GOAL:
Extract all lines that hold the string "g클라우드".

PROVIDED INFORMATION:
______

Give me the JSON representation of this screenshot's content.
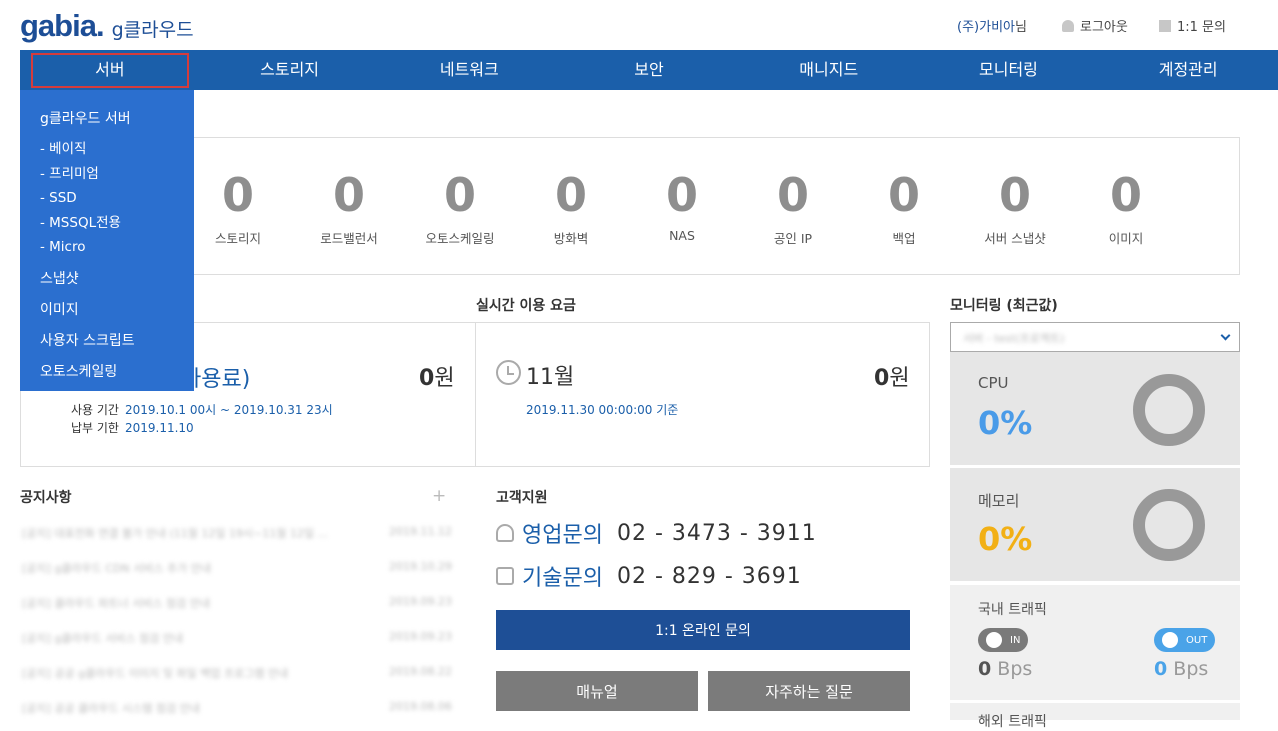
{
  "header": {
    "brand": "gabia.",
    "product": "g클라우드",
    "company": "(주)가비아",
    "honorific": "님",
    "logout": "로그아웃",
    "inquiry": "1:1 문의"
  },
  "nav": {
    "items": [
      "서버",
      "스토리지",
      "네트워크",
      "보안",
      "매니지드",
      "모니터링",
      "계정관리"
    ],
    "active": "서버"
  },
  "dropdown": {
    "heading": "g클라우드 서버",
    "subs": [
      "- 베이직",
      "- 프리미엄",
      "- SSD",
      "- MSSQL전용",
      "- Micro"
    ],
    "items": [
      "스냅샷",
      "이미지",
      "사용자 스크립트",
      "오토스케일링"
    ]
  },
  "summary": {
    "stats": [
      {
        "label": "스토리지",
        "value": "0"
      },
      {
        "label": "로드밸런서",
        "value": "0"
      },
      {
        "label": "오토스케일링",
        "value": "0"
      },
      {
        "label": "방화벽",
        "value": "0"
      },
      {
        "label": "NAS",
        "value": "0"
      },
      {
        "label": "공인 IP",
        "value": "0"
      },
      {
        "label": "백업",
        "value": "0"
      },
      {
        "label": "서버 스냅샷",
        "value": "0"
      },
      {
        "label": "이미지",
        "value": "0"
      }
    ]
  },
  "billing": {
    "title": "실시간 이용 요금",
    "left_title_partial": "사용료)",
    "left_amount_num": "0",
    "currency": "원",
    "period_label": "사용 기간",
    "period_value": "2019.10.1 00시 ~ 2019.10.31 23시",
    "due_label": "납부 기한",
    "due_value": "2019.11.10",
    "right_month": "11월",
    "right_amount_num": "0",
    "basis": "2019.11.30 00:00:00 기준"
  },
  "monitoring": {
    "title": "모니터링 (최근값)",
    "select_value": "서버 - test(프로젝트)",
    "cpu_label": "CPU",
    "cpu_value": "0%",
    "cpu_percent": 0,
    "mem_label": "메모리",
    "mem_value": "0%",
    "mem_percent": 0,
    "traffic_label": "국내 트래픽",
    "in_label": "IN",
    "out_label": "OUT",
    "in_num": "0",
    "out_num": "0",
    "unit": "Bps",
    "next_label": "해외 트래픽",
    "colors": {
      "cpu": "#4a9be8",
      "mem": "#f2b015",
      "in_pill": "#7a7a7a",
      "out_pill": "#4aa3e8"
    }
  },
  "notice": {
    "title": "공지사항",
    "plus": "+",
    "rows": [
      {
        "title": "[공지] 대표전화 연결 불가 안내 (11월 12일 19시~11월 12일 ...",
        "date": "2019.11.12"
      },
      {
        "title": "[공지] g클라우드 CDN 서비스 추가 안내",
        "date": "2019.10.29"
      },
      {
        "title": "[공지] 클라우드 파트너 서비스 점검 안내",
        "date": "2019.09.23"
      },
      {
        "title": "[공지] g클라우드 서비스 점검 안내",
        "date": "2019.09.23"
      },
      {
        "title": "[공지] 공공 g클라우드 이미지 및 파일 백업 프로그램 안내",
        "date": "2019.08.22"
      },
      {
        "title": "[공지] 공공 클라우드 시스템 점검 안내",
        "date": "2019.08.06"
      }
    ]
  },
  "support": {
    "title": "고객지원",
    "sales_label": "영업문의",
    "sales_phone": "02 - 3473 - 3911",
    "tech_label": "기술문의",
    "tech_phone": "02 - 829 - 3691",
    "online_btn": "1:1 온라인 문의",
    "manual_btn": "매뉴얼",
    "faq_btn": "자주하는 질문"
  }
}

______

COMPLETED EXERCISE:
    "product": "g클라우드",
    "heading": "g클라우드 서버",
        "title": "[공지] g클라우드 CDN 서비스 추가 안내",
        "title": "[공지] g클라우드 서비스 점검 안내",
        "title": "[공지] 공공 g클라우드 이미지 및 파일 백업 프로그램 안내",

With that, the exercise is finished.